- [Instructions for the task] Please carry the personal essay on time forward from its last sentence, in the same first-person voice.

Thursday, June 9, 2016

Time

Time




Last night as we got into bed, it occurred to me that Athena, our dachshund, will be 8 this year.  I'm not entirely sure how that's possible for it was just yesterday that she was placed on our front porch while my sister and brother in law anxiously hid behind the bushes waiting to yell "surprise!" My husband did not have pets growing up and when we received her the South Florida (read national) economy was plummeting due to the housing crisis.  It was a scary and difficult "time." He was very apprehensive those first few weeks with her.  Today, their nightly goodnight kisses could make the warmest of Hallmark cards seem steely and cold.
8 years, how could all that time actually have passed? For all that we as a global civilization have learned, have we fully come to comprehend the concept of time? My answer is: no.
The English language is riddled with sayings and quotes about time, in fact, I'm sure you could think of two or three this very instant.

Time waits for no one.

A stitch in time saves nine.

Time is money

What a waste of time

Equally, we toss about the word "time" flippantly and almost irreverently. "Yea, I do that all the time" or "did you have a good time?" When we ask someone "did you have a good time?" What we are actually saying is "did you enjoy yourself during that increment of your life?"  Increments, the building blocks, the atoms, of time.

As is our inherent nature as humans, we try in vain to manipulate time in the same fashion we try to manipulate so many other cosmic forces in our life.  We try to speed time up, slow time down, and in what is probably our most foolish mortal endeavor, we try to stop time.

We need only to look at a current magazine to see how many celebrities do their best to stay "frozen" in time. Only by going online and researching can we know a celebrity's actual age.  It would seem that 90 is the new 40.

As I walk through our home, every item has a marker, a time stamp on it. My wall of Greek icons, I started collecting those almost 30 years ago.  I got my first one as a gift when I was 13.  They speak to my soul, they ground me. The oil painting of the yachts in the harbor, we picked that up at a thrift store about 6 years ago. I still smile at its beauty every time I walk by it. My favorite Harrods mug which I bought on a New Year’s trip to London 11 years ago, I keep it towards the back of the shelf. I only use it on weekends and special occasions.  In fact, I hand carried it in a backpack along with my jewelry during our last move.

- [Source material]
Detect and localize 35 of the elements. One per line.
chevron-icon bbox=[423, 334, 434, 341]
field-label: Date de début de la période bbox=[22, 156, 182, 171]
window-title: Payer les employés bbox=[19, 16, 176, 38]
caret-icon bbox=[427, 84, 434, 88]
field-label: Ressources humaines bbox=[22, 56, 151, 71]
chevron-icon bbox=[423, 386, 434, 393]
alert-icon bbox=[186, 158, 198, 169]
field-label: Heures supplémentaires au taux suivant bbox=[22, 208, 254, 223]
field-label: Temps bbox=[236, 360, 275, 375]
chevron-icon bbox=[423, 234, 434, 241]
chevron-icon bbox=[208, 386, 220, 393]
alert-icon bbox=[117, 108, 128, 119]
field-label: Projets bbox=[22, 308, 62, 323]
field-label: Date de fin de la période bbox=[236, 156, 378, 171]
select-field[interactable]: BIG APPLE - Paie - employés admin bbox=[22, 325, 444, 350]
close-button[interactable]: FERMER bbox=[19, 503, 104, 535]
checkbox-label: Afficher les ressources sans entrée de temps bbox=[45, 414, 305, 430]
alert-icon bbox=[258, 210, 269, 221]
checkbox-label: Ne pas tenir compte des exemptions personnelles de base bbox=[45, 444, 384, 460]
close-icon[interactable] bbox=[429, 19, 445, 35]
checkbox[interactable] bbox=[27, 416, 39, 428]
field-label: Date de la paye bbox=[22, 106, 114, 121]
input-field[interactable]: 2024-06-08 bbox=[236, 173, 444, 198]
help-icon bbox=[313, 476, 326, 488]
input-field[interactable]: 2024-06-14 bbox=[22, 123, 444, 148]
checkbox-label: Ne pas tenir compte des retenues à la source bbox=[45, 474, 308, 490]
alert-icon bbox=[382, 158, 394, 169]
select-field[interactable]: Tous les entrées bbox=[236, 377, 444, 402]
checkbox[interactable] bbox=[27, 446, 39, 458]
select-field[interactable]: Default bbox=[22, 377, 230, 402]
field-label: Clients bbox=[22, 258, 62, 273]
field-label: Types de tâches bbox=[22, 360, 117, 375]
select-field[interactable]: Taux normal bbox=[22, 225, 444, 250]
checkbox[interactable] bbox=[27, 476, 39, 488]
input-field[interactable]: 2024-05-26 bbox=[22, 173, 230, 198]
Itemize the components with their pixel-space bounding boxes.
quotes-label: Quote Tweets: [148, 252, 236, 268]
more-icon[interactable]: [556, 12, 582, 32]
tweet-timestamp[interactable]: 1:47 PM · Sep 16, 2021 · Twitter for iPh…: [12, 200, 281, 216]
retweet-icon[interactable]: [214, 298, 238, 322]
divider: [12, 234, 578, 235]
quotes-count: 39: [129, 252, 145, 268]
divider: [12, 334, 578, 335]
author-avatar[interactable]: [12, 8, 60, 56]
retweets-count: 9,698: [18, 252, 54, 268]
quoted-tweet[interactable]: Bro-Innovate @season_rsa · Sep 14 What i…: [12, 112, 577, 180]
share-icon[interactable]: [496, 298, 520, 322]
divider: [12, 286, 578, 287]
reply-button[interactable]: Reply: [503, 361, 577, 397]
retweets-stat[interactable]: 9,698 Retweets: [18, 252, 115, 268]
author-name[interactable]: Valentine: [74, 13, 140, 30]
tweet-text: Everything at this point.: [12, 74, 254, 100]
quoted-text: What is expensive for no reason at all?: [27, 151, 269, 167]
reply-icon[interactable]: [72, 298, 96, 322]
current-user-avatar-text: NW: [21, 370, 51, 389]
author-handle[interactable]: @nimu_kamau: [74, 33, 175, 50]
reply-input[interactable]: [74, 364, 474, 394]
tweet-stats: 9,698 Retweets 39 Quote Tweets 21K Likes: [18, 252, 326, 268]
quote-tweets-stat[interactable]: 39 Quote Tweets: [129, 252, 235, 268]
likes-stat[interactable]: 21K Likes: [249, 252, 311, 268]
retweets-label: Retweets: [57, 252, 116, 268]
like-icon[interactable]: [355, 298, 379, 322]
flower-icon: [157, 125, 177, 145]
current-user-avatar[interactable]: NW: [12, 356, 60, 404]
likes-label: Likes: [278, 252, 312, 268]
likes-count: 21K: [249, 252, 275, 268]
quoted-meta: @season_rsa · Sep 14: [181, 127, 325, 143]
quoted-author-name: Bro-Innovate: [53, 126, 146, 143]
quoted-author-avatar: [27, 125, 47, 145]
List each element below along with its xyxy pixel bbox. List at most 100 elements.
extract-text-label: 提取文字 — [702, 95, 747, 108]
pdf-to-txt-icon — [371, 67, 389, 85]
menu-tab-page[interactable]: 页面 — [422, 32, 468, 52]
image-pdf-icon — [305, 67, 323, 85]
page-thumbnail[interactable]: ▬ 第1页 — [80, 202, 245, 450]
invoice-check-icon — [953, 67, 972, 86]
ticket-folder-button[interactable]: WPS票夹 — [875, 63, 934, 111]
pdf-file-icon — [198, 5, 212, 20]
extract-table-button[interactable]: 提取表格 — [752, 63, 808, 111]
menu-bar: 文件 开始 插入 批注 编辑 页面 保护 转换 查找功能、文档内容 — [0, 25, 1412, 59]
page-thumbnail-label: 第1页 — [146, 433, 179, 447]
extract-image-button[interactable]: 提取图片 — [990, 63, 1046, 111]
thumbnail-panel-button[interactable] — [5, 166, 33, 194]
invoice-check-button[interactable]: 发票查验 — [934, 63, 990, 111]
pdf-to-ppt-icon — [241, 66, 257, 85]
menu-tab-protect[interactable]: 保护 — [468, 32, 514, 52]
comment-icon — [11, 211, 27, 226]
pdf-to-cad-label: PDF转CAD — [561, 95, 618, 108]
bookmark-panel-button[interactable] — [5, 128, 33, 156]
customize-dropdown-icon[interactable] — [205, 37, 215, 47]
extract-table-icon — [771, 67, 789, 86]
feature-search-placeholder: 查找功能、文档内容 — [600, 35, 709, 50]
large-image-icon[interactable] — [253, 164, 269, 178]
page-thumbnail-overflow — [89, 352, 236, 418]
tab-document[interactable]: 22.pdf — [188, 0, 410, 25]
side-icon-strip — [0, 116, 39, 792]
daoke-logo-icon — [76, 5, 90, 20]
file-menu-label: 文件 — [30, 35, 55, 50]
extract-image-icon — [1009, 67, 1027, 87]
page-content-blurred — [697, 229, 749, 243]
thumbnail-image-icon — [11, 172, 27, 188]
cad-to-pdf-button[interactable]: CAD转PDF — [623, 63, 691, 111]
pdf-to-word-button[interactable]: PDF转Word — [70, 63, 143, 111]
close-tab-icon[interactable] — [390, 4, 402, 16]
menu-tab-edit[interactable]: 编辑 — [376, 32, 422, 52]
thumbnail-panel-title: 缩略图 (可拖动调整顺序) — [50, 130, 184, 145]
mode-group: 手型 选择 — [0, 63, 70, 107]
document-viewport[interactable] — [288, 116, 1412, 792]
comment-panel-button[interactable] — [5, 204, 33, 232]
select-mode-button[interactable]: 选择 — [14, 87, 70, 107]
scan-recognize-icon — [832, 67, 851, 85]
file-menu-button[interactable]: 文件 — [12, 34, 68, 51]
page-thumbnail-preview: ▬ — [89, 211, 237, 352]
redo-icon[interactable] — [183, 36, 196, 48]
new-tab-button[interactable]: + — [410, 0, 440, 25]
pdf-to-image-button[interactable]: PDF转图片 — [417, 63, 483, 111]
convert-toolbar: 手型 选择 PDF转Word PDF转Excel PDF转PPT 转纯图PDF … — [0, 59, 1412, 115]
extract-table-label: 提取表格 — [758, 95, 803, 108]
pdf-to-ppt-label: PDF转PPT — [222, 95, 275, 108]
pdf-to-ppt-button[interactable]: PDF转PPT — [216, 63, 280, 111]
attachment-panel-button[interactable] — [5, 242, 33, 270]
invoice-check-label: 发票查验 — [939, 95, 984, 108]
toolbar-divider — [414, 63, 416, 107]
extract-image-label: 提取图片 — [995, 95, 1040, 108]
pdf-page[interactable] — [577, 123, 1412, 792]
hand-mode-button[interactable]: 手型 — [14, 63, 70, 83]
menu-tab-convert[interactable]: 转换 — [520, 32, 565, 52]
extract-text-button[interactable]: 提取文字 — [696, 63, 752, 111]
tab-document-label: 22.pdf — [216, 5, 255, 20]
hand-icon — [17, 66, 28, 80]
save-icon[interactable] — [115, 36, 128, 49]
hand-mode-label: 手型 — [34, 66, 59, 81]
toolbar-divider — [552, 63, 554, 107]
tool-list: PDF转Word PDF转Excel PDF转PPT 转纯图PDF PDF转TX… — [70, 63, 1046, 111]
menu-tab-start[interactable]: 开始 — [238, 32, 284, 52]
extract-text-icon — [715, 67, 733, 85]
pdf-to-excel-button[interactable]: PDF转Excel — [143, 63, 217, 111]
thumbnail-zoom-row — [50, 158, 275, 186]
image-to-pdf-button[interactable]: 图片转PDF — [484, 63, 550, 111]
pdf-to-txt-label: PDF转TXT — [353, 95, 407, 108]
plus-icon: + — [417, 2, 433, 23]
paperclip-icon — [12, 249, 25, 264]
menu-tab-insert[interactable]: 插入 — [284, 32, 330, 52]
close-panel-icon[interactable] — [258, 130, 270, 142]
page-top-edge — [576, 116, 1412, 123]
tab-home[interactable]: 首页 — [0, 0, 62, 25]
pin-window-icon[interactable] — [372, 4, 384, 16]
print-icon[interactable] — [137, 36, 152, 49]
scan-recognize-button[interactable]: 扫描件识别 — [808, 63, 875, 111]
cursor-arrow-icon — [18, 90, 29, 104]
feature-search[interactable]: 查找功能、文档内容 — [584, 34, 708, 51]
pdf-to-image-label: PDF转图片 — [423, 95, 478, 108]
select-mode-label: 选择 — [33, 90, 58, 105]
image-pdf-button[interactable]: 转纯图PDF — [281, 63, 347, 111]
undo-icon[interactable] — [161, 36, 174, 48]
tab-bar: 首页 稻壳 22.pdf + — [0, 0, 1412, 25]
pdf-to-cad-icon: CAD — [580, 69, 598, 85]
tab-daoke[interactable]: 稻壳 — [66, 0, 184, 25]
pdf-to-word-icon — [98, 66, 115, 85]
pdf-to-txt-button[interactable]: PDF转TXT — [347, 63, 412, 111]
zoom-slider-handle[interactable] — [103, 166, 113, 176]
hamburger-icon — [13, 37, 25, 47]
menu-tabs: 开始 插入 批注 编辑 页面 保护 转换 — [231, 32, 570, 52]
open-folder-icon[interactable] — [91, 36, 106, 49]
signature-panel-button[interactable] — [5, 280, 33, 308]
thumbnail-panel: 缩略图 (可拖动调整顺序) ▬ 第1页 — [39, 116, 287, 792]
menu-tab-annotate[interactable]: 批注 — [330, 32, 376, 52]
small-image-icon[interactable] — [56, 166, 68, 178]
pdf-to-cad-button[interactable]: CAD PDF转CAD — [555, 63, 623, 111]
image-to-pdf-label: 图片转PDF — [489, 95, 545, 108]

- [Task answer]
These markers although they can be quantitatively frightening at times, are scenes in the movie of my life thus far.   They speak of the time I have spent on this earth.  While the physical items give us a timeline to our existence, it is the things which cannot be physically touched that truly allow us to appreciate the sometimes harsh and sometimes splendorous qualities of time.

Through time, I've come to realize that my parents are my closest friends. At this age, I am beginning to relate to them, their struggles, their stories.  I enjoy spending time with them, having them over for Sunday dinner brings me joy.  It's great fun at the time and a deposit into my memory bank for the future. We seldom realize that bank needs to be funded constantly. It is the mental IRA of our tomorrows.  I’ve realized that my husband is one of the strongest and most selfless people I know.  I thank God daily for bringing him into my life.  I’ve realized that I see different stages of my life in the lives of my younger siblings.  I’ve realized that watching my best friend of 27 years battle cancer is one of the toughest scenes I’ve ever had to watch.


I’ve also learned that there are several simple things in life that make me happy at a basic core level.  I’ve learned that few things can replace the feeling of reading a good book.  I always have one on top of my nightstand and two or three waiting to be devoured on the shelf below.  I’ve learned that sparkling water lifts my spirits, I buy it by the case. I’ve learned that I love taking care of my rose bushes, I anxiously await each new bloom.  I’ve learned that the aroma of fresh baked bread is as intoxicating as the stiffest martini.  I’ve learned that watching the full moon rise over the ocean can center you like few things can.  Have I learned everything I “should” as I’m about to turn 40 this year, I can’t say, just give me “time” and I’m sure I will.